__Records supplied__.

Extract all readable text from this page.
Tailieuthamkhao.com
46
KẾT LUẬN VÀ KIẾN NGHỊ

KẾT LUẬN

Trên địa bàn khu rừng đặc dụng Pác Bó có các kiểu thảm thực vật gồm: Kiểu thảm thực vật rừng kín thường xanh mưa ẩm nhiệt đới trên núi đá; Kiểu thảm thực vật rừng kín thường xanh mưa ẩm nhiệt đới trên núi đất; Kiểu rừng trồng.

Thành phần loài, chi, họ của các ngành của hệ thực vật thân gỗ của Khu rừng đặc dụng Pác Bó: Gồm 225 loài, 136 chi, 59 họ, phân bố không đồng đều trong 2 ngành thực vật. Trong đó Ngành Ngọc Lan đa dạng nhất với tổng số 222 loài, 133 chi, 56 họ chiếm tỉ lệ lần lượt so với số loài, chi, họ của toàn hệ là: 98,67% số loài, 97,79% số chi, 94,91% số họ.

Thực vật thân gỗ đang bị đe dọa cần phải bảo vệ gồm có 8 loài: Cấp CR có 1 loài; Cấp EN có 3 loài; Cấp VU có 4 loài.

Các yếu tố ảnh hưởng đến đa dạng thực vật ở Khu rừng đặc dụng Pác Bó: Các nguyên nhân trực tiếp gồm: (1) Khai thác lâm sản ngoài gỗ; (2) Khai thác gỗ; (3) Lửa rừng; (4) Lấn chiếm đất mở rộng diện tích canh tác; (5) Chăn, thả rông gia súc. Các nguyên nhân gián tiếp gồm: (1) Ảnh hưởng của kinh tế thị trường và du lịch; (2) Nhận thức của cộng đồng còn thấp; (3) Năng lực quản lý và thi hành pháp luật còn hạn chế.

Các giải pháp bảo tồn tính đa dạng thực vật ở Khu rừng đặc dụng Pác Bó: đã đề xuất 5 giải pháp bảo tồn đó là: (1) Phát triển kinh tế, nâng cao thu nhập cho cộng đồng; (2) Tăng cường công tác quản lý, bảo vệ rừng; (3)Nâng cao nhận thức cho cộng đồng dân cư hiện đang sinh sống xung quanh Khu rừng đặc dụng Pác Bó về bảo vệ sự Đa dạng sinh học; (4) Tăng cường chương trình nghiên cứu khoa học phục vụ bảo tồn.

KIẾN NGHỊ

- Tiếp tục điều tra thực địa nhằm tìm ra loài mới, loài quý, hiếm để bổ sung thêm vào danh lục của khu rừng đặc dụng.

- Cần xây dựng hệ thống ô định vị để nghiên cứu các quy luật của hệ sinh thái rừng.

__Task__. Write out every entry word for word.

__Problem solution__.
Extract all readable text from this page.
Tailieuthamkhao.com
46
KẾT LUẬN VÀ KIẾN NGHỊ

KẾT LUẬN

Trên địa bàn khu rừng đặc dụng Pác Bó có các kiểu thảm thực vật gồm: Kiểu thảm thực vật rừng kín thường xanh mưa ẩm nhiệt đới trên núi đá; Kiểu thảm thực vật rừng kín thường xanh mưa ẩm nhiệt đới trên núi đất; Kiểu rừng trồng.

Thành phần loài, chi, họ của các ngành của hệ thực vật thân gỗ của Khu rừng đặc dụng Pác Bó: Gồm 225 loài, 136 chi, 59 họ, phân bố không đồng đều trong 2 ngành thực vật. Trong đó Ngành Ngọc Lan đa dạng nhất với tổng số 222 loài, 133 chi, 56 họ chiếm tỉ lệ lần lượt so với số loài, chi, họ của toàn hệ là: 98,67% số loài, 97,79% số chi, 94,91% số họ.

Thực vật thân gỗ đang bị đe dọa cần phải bảo vệ gồm có 8 loài: Cấp CR có 1 loài; Cấp EN có 3 loài; Cấp VU có 4 loài.

Các yếu tố ảnh hưởng đến đa dạng thực vật ở Khu rừng đặc dụng Pác Bó: Các nguyên nhân trực tiếp gồm: (1) Khai thác lâm sản ngoài gỗ; (2) Khai thác gỗ; (3) Lửa rừng; (4) Lấn chiếm đất mở rộng diện tích canh tác; (5) Chăn, thả rông gia súc. Các nguyên nhân gián tiếp gồm: (1) Ảnh hưởng của kinh tế thị trường và du lịch; (2) Nhận thức của cộng đồng còn thấp; (3) Năng lực quản lý và thi hành pháp luật còn hạn chế.

Các giải pháp bảo tồn tính đa dạng thực vật ở Khu rừng đặc dụng Pác Bó: đã đề xuất 5 giải pháp bảo tồn đó là: (1) Phát triển kinh tế, nâng cao thu nhập cho cộng đồng; (2) Tăng cường công tác quản lý, bảo vệ rừng; (3)Nâng cao nhận thức cho cộng đồng dân cư hiện đang sinh sống xung quanh Khu rừng đặc dụng Pác Bó về bảo vệ sự Đa dạng sinh học; (4) Tăng cường chương trình nghiên cứu khoa học phục vụ bảo tồn.

KIẾN NGHỊ

- Tiếp tục điều tra thực địa nhằm tìm ra loài mới, loài quý, hiếm để bổ sung thêm vào danh lục của khu rừng đặc dụng.

- Cần xây dựng hệ thống ô định vị để nghiên cứu các quy luật của hệ sinh thái rừng.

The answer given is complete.